Entries from a page text dataset
▼

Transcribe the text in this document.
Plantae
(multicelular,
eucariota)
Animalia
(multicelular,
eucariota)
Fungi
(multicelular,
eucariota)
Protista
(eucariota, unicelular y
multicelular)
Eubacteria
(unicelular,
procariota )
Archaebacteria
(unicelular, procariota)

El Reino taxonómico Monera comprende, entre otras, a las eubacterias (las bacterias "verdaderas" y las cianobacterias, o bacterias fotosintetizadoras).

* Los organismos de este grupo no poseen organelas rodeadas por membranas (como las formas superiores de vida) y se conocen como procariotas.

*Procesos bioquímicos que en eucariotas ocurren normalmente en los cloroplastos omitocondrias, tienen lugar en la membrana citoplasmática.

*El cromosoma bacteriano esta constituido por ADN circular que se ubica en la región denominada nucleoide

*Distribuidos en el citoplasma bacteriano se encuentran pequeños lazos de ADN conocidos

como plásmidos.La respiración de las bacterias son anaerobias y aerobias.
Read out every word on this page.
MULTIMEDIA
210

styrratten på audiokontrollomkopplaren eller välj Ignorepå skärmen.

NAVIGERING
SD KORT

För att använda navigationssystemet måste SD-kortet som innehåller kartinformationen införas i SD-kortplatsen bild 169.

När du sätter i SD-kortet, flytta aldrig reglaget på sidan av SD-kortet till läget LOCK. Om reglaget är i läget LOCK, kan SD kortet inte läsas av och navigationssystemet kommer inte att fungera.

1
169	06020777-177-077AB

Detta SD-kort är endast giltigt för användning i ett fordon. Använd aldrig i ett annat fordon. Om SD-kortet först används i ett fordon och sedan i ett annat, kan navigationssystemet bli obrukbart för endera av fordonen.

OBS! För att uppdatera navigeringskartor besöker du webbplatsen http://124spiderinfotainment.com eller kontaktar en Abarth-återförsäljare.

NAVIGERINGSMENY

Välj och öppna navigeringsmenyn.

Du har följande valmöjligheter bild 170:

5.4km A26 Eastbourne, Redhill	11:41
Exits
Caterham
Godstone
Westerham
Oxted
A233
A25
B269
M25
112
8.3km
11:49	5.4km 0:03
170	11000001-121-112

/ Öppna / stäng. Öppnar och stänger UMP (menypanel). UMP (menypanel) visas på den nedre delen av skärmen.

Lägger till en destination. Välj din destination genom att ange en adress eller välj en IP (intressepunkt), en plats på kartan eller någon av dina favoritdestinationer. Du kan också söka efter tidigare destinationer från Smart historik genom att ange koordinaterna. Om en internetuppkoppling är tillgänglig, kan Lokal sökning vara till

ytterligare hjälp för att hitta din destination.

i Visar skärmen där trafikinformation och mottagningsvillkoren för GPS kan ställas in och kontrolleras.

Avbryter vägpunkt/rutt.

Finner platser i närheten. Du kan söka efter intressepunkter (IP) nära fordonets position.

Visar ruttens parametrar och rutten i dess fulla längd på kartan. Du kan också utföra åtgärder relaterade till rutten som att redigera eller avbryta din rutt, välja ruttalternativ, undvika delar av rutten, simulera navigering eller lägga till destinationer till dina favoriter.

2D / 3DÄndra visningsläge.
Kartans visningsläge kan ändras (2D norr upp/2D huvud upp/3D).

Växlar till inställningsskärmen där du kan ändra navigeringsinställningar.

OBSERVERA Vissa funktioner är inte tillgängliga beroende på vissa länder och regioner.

▲

Required action
Give back the data exactly.

Finished exercise
Transcribe the text in this document.
Plantae
(multicelular,
eucariota)
Animalia
(multicelular,
eucariota)
Fungi
(multicelular,
eucariota)
Protista
(eucariota, unicelular y
multicelular)
Eubacteria
(unicelular,
procariota )
Archaebacteria
(unicelular, procariota)

El Reino taxonómico Monera comprende, entre otras, a las eubacterias (las bacterias "verdaderas" y las cianobacterias, o bacterias fotosintetizadoras).

* Los organismos de este grupo no poseen organelas rodeadas por membranas (como las formas superiores de vida) y se conocen como procariotas.

*Procesos bioquímicos que en eucariotas ocurren normalmente en los cloroplastos omitocondrias, tienen lugar en la membrana citoplasmática.

*El cromosoma bacteriano esta constituido por ADN circular que se ubica en la región denominada nucleoide

*Distribuidos en el citoplasma bacteriano se encuentran pequeños lazos de ADN conocidos

como plásmidos.La respiración de las bacterias son anaerobias y aerobias.
Read out every word on this page.
MULTIMEDIA
210

styrratten på audiokontrollomkopplaren eller välj Ignorepå skärmen.

NAVIGERING
SD KORT

För att använda navigationssystemet måste SD-kortet som innehåller kartinformationen införas i SD-kortplatsen bild 169.

När du sätter i SD-kortet, flytta aldrig reglaget på sidan av SD-kortet till läget LOCK. Om reglaget är i läget LOCK, kan SD kortet inte läsas av och navigationssystemet kommer inte att fungera.

1
169	06020777-177-077AB

Detta SD-kort är endast giltigt för användning i ett fordon. Använd aldrig i ett annat fordon. Om SD-kortet först används i ett fordon och sedan i ett annat, kan navigationssystemet bli obrukbart för endera av fordonen.

OBS! För att uppdatera navigeringskartor besöker du webbplatsen http://124spiderinfotainment.com eller kontaktar en Abarth-återförsäljare.

NAVIGERINGSMENY

Välj och öppna navigeringsmenyn.

Du har följande valmöjligheter bild 170:

5.4km A26 Eastbourne, Redhill	11:41
Exits
Caterham
Godstone
Westerham
Oxted
A233
A25
B269
M25
112
8.3km
11:49	5.4km 0:03
170	11000001-121-112

/ Öppna / stäng. Öppnar och stänger UMP (menypanel). UMP (menypanel) visas på den nedre delen av skärmen.

Lägger till en destination. Välj din destination genom att ange en adress eller välj en IP (intressepunkt), en plats på kartan eller någon av dina favoritdestinationer. Du kan också söka efter tidigare destinationer från Smart historik genom att ange koordinaterna. Om en internetuppkoppling är tillgänglig, kan Lokal sökning vara till

ytterligare hjälp för att hitta din destination.

i Visar skärmen där trafikinformation och mottagningsvillkoren för GPS kan ställas in och kontrolleras.

Avbryter vägpunkt/rutt.

Finner platser i närheten. Du kan söka efter intressepunkter (IP) nära fordonets position.

Visar ruttens parametrar och rutten i dess fulla längd på kartan. Du kan också utföra åtgärder relaterade till rutten som att redigera eller avbryta din rutt, välja ruttalternativ, undvika delar av rutten, simulera navigering eller lägga till destinationer till dina favoriter.

2D / 3DÄndra visningsläge.
Kartans visningsläge kan ändras (2D norr upp/2D huvud upp/3D).

Växlar till inställningsskärmen där du kan ändra navigeringsinställningar.

OBSERVERA Vissa funktioner är inte tillgängliga beroende på vissa länder och regioner.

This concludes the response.